YOUR OBJECTIVE => Report the count of lines containing the word "Tambahkan" in the entries below, and nothing more.
--- begin GIVEN RECORDS ---
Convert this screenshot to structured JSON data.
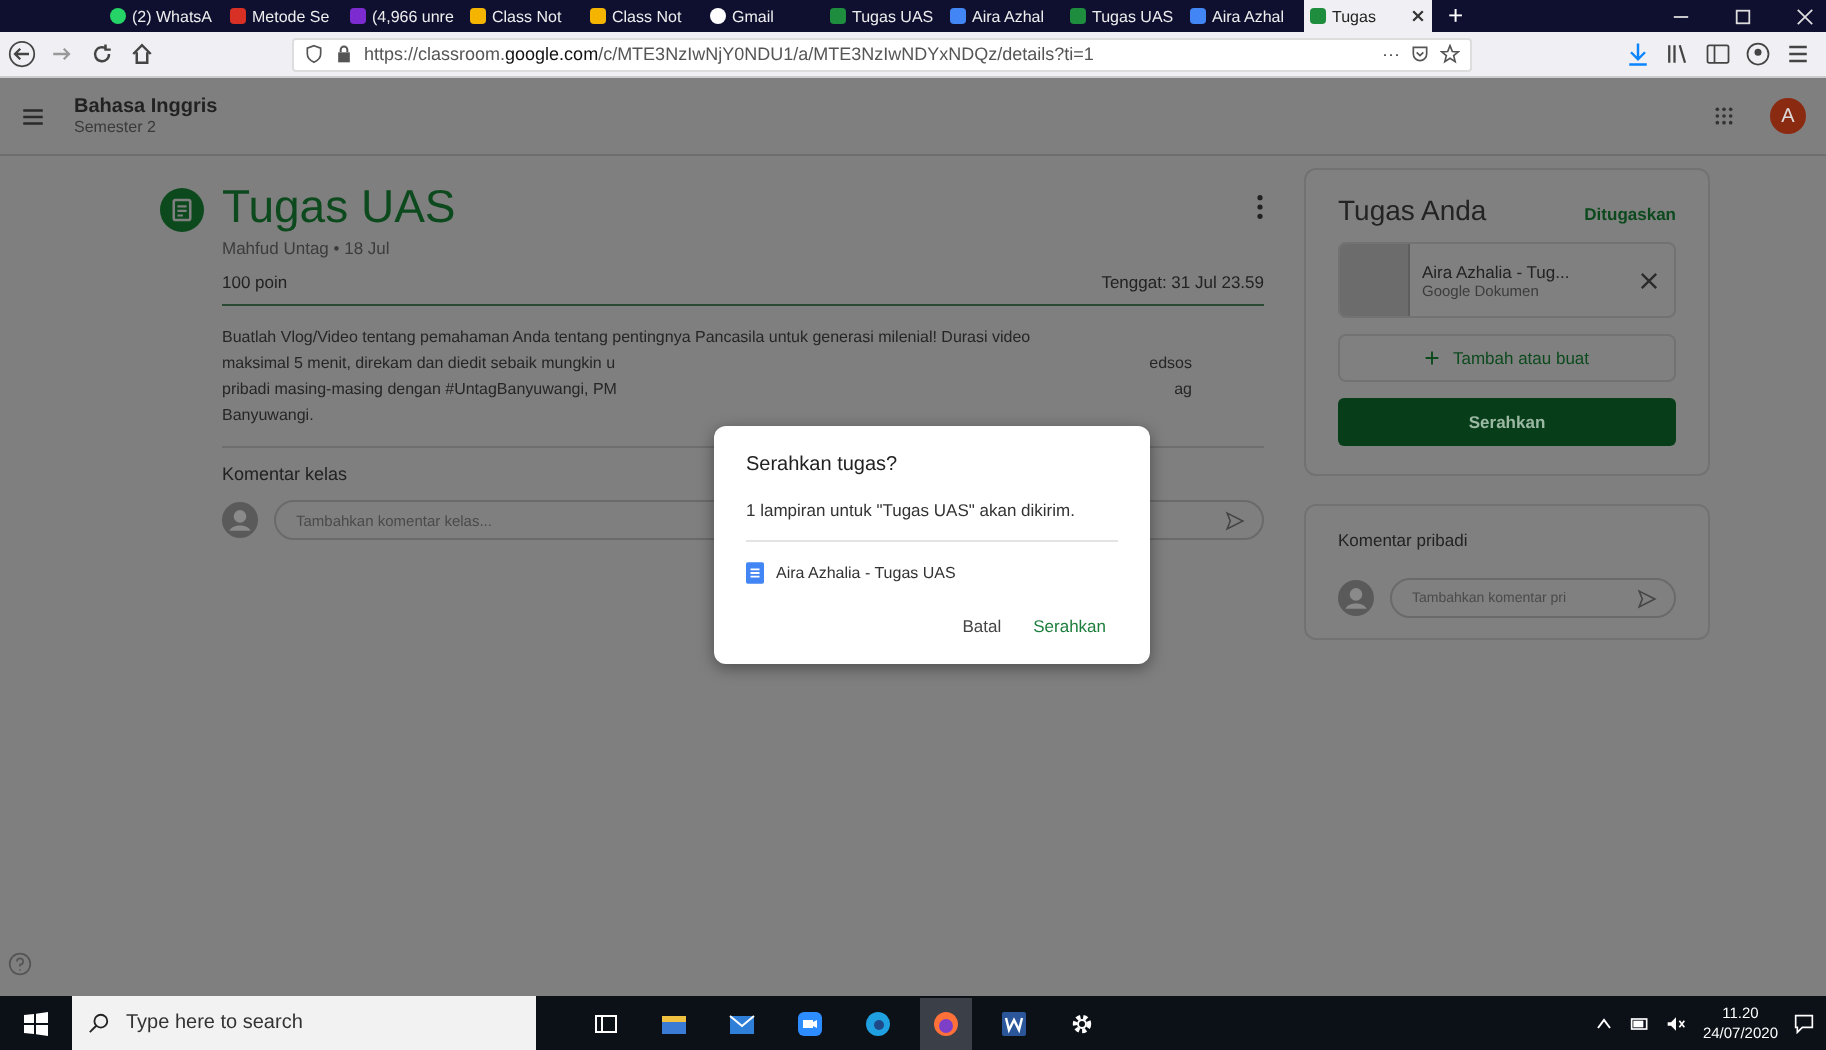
{
  "browser": {
    "tabs": [
      {
        "label": "(2) WhatsA",
        "selected": false
      },
      {
        "label": "Metode Se",
        "selected": false
      },
      {
        "label": "(4,966 unre",
        "selected": false
      },
      {
        "label": "Class Not",
        "selected": false
      },
      {
        "label": "Class Not",
        "selected": false
      },
      {
        "label": "Gmail",
        "selected": false
      },
      {
        "label": "Tugas UAS",
        "selected": false
      },
      {
        "label": "Aira Azhal",
        "selected": false
      },
      {
        "label": "Tugas UAS",
        "selected": false
      },
      {
        "label": "Aira Azhal",
        "selected": false
      },
      {
        "label": "Tugas",
        "selected": true
      }
    ],
    "new_tab": "+",
    "url_host_prefix": "https://classroom.",
    "url_domain": "google.com",
    "url_path": "/c/MTE3NzIwNjY0NDU1/a/MTE3NzIwNDYxNDQz/details?ti=1",
    "url_more": "···"
  },
  "header": {
    "title": "Bahasa Inggris",
    "subtitle": "Semester 2",
    "avatar": "A"
  },
  "assignment": {
    "title": "Tugas UAS",
    "meta": "Mahfud Untag • 18 Jul",
    "points": "100 poin",
    "due": "Tenggat: 31 Jul 23.59",
    "description_lines": [
      {
        "left": "Buatlah Vlog/Video tentang pemahaman Anda tentang pentingnya Pancasila untuk generasi milenial! Durasi video"
      },
      {
        "left": "maksimal 5 menit, direkam dan diedit sebaik mungkin u",
        "right": "edsos"
      },
      {
        "left": "pribadi masing-masing dengan  #UntagBanyuwangi, PM",
        "right": "ag"
      },
      {
        "left": "Banyuwangi."
      }
    ],
    "class_comments": {
      "label": "Komentar kelas",
      "placeholder": "Tambahkan komentar kelas..."
    }
  },
  "your_work": {
    "title": "Tugas Anda",
    "status": "Ditugaskan",
    "attachment": {
      "name": "Aira Azhalia - Tug...",
      "type": "Google Dokumen"
    },
    "add_button": "Tambah atau buat",
    "submit_button": "Serahkan"
  },
  "private_comments": {
    "label": "Komentar pribadi",
    "placeholder": "Tambahkan komentar pri"
  },
  "dialog": {
    "title": "Serahkan tugas?",
    "message": "1 lampiran untuk \"Tugas UAS\" akan dikirim.",
    "attachment": "Aira Azhalia - Tugas UAS",
    "cancel": "Batal",
    "confirm": "Serahkan"
  },
  "taskbar": {
    "search_placeholder": "Type here to search",
    "time": "11.20",
    "date": "24/07/2020"
  }
}
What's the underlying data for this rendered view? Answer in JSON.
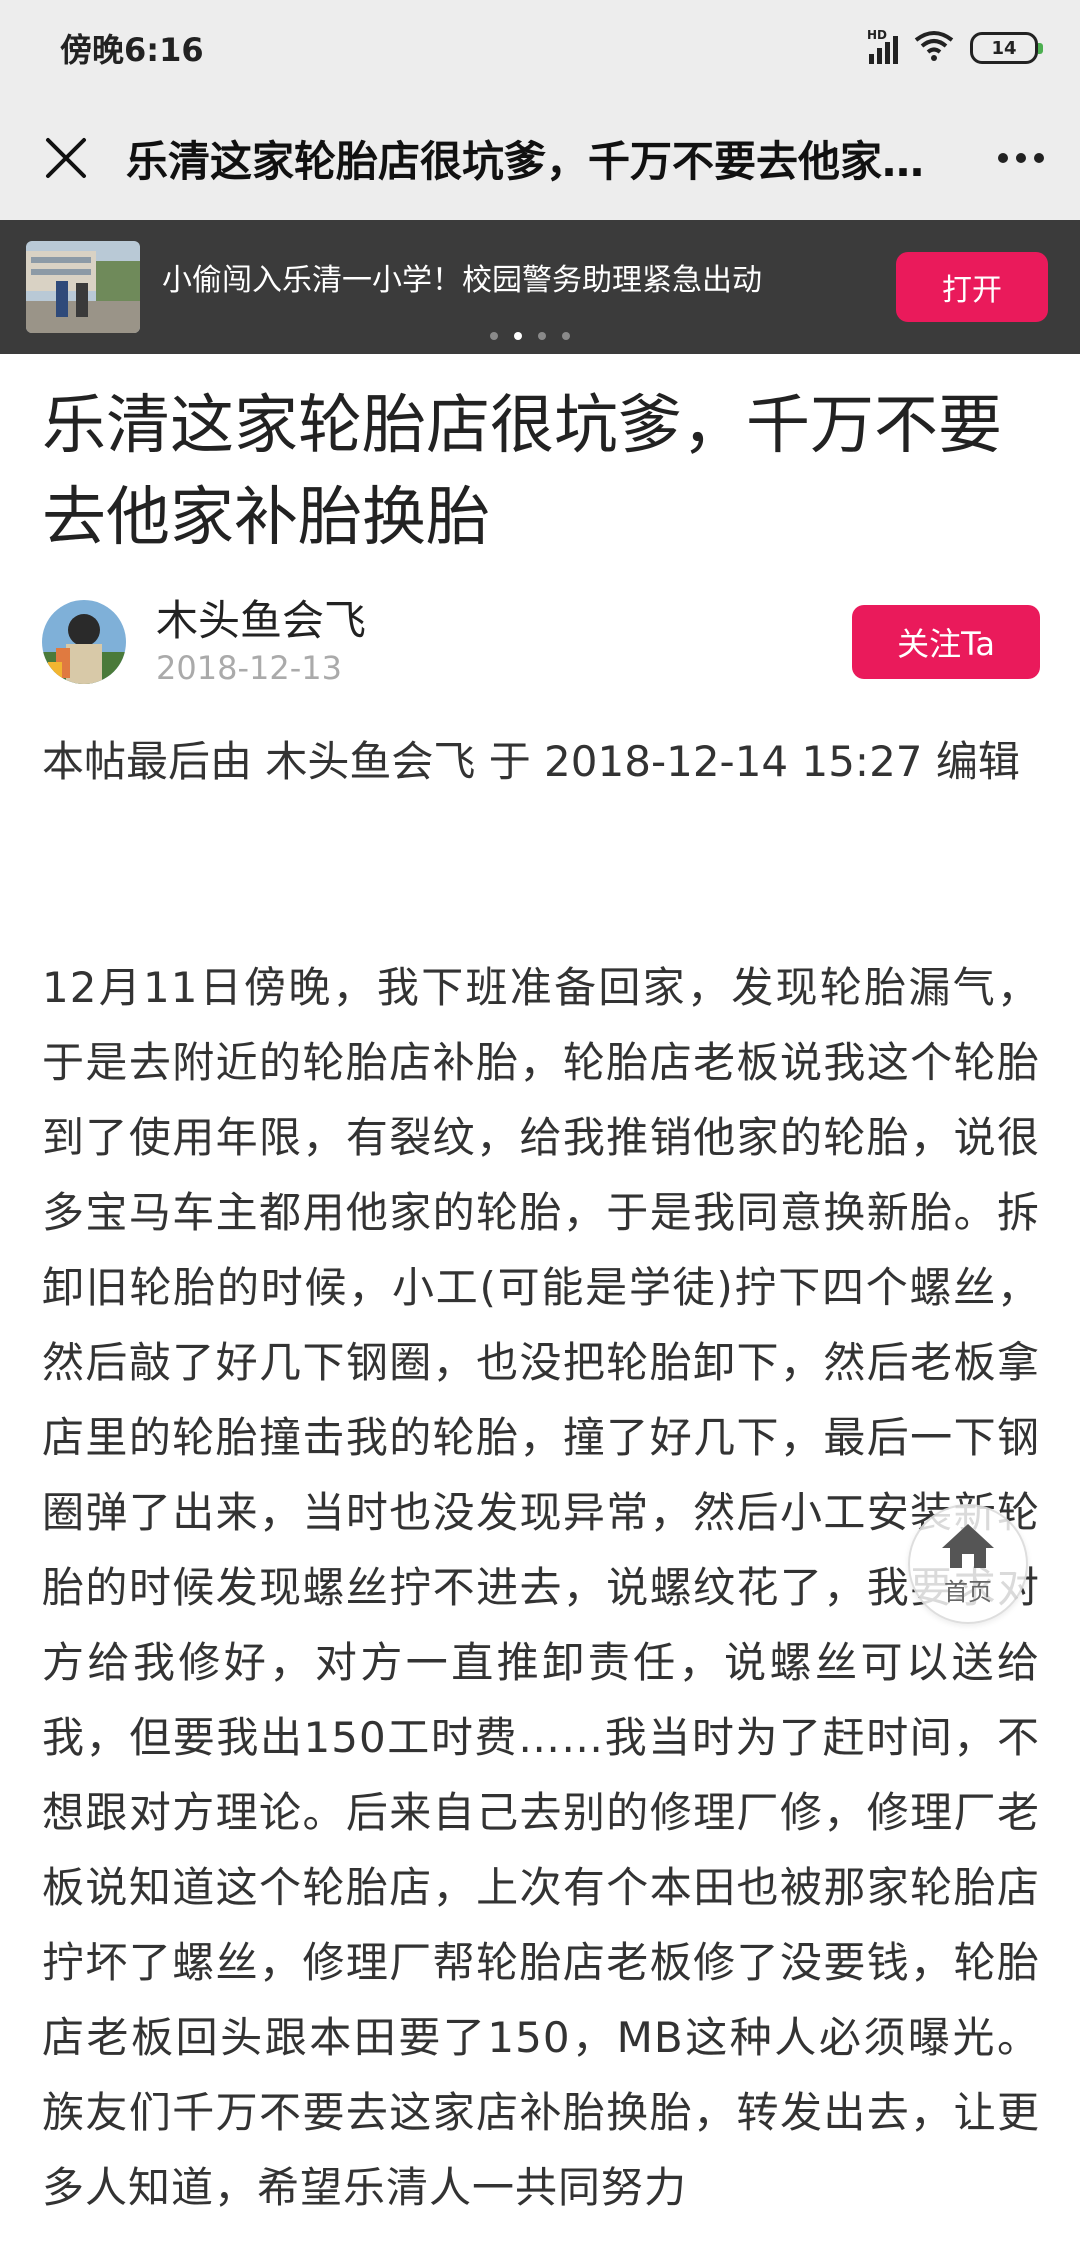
--- end GIVEN RECORDS ---
WRITTEN ANSWER => 2